_Set problem:_ Images are not part of the copy; transcribe all the data exactly.

- - -

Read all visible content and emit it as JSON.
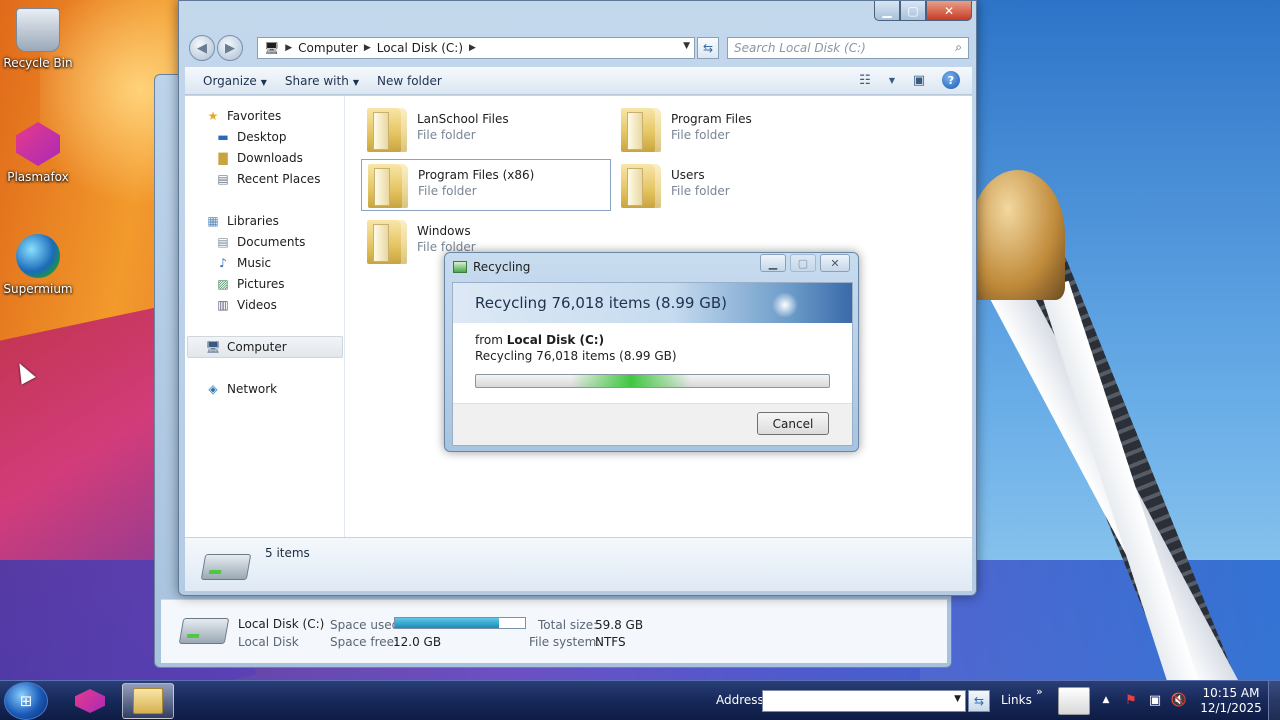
{
  "desktop": {
    "icons": [
      {
        "label": "Recycle Bin",
        "icon": "recycle-bin-icon"
      },
      {
        "label": "Plasmafox",
        "icon": "plasmafox-icon"
      },
      {
        "label": "Supermium",
        "icon": "supermium-icon"
      }
    ]
  },
  "explorer": {
    "breadcrumb": [
      "Computer",
      "Local Disk (C:)"
    ],
    "search_placeholder": "Search Local Disk (C:)",
    "toolbar": {
      "organize": "Organize",
      "share_with": "Share with",
      "new_folder": "New folder"
    },
    "nav": {
      "favorites": "Favorites",
      "desktop": "Desktop",
      "downloads": "Downloads",
      "recent_places": "Recent Places",
      "libraries": "Libraries",
      "documents": "Documents",
      "music": "Music",
      "pictures": "Pictures",
      "videos": "Videos",
      "computer": "Computer",
      "network": "Network"
    },
    "files": [
      {
        "name": "LanSchool Files",
        "type": "File folder"
      },
      {
        "name": "Program Files",
        "type": "File folder"
      },
      {
        "name": "Program Files (x86)",
        "type": "File folder"
      },
      {
        "name": "Users",
        "type": "File folder"
      },
      {
        "name": "Windows",
        "type": "File folder"
      }
    ],
    "status": {
      "items": "5 items"
    }
  },
  "back_window": {
    "drive_name": "Local Disk (C:)",
    "drive_type": "Local Disk",
    "space_used_label": "Space used:",
    "space_used_fraction": 0.8,
    "space_free_label": "Space free:",
    "space_free_value": "12.0 GB",
    "total_size_label": "Total size:",
    "total_size_value": "59.8 GB",
    "file_system_label": "File system:",
    "file_system_value": "NTFS"
  },
  "dialog": {
    "title": "Recycling",
    "banner": "Recycling 76,018 items (8.99 GB)",
    "from_prefix": "from ",
    "from_location": "Local Disk (C:)",
    "detail": "Recycling 76,018 items (8.99 GB)",
    "cancel": "Cancel"
  },
  "taskbar": {
    "address_label": "Address",
    "links_label": "Links",
    "time": "10:15 AM",
    "date": "12/1/2025"
  }
}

- - -

_Answer to this problem:_
Read all visible content and emit it as JSON.
{
  "desktop": {
    "icons": [
      {
        "label": "Recycle Bin",
        "icon": "recycle-bin-icon"
      },
      {
        "label": "Plasmafox",
        "icon": "plasmafox-icon"
      },
      {
        "label": "Supermium",
        "icon": "supermium-icon"
      }
    ]
  },
  "explorer": {
    "breadcrumb": [
      "Computer",
      "Local Disk (C:)"
    ],
    "search_placeholder": "Search Local Disk (C:)",
    "toolbar": {
      "organize": "Organize",
      "share_with": "Share with",
      "new_folder": "New folder"
    },
    "nav": {
      "favorites": "Favorites",
      "desktop": "Desktop",
      "downloads": "Downloads",
      "recent_places": "Recent Places",
      "libraries": "Libraries",
      "documents": "Documents",
      "music": "Music",
      "pictures": "Pictures",
      "videos": "Videos",
      "computer": "Computer",
      "network": "Network"
    },
    "files": [
      {
        "name": "LanSchool Files",
        "type": "File folder"
      },
      {
        "name": "Program Files",
        "type": "File folder"
      },
      {
        "name": "Program Files (x86)",
        "type": "File folder"
      },
      {
        "name": "Users",
        "type": "File folder"
      },
      {
        "name": "Windows",
        "type": "File folder"
      }
    ],
    "status": {
      "items": "5 items"
    }
  },
  "back_window": {
    "drive_name": "Local Disk (C:)",
    "drive_type": "Local Disk",
    "space_used_label": "Space used:",
    "space_used_fraction": 0.8,
    "space_free_label": "Space free:",
    "space_free_value": "12.0 GB",
    "total_size_label": "Total size:",
    "total_size_value": "59.8 GB",
    "file_system_label": "File system:",
    "file_system_value": "NTFS"
  },
  "dialog": {
    "title": "Recycling",
    "banner": "Recycling 76,018 items (8.99 GB)",
    "from_prefix": "from ",
    "from_location": "Local Disk (C:)",
    "detail": "Recycling 76,018 items (8.99 GB)",
    "cancel": "Cancel"
  },
  "taskbar": {
    "address_label": "Address",
    "links_label": "Links",
    "time": "10:15 AM",
    "date": "12/1/2025"
  }
}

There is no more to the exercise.